» EXERCISE
Copy each line that has the string "plain" somewhere in it.

[Stored items from a collection]

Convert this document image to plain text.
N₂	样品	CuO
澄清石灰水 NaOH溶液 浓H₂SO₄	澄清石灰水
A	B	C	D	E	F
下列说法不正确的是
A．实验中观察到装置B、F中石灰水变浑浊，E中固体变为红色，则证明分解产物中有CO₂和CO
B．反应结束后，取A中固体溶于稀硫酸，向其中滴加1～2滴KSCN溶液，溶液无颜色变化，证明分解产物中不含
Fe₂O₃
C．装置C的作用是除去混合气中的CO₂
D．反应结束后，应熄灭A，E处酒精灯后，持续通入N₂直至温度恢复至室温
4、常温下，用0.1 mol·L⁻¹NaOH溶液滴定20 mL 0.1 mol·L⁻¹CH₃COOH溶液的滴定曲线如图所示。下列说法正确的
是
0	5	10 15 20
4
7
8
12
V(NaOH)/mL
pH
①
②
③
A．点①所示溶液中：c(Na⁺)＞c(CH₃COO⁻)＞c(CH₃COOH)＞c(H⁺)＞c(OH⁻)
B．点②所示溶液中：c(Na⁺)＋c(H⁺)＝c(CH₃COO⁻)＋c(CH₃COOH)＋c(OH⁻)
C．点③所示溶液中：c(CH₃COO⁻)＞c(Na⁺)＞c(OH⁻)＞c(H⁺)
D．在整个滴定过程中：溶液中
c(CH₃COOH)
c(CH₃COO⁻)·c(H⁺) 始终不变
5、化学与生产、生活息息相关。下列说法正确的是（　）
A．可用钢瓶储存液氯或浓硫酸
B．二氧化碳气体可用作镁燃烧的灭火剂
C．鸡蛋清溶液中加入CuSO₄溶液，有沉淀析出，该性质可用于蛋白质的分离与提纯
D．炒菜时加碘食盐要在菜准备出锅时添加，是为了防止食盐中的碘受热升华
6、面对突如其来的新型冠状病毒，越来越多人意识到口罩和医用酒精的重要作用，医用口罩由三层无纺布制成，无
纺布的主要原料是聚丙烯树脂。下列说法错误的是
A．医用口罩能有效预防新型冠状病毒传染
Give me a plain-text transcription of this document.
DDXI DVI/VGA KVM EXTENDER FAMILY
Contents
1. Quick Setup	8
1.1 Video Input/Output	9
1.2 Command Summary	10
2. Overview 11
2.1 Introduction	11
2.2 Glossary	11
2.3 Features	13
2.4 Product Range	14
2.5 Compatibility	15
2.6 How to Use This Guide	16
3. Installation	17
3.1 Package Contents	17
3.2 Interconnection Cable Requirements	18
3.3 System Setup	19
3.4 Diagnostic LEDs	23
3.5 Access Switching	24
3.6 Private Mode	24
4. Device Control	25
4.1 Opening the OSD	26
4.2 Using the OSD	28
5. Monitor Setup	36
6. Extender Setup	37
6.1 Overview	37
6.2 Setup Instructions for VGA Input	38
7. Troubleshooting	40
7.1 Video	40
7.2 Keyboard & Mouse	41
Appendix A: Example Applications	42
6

» ANSWER TO THE EXERCISE
Convert this document image to plain text.
Give me a plain-text transcription of this document.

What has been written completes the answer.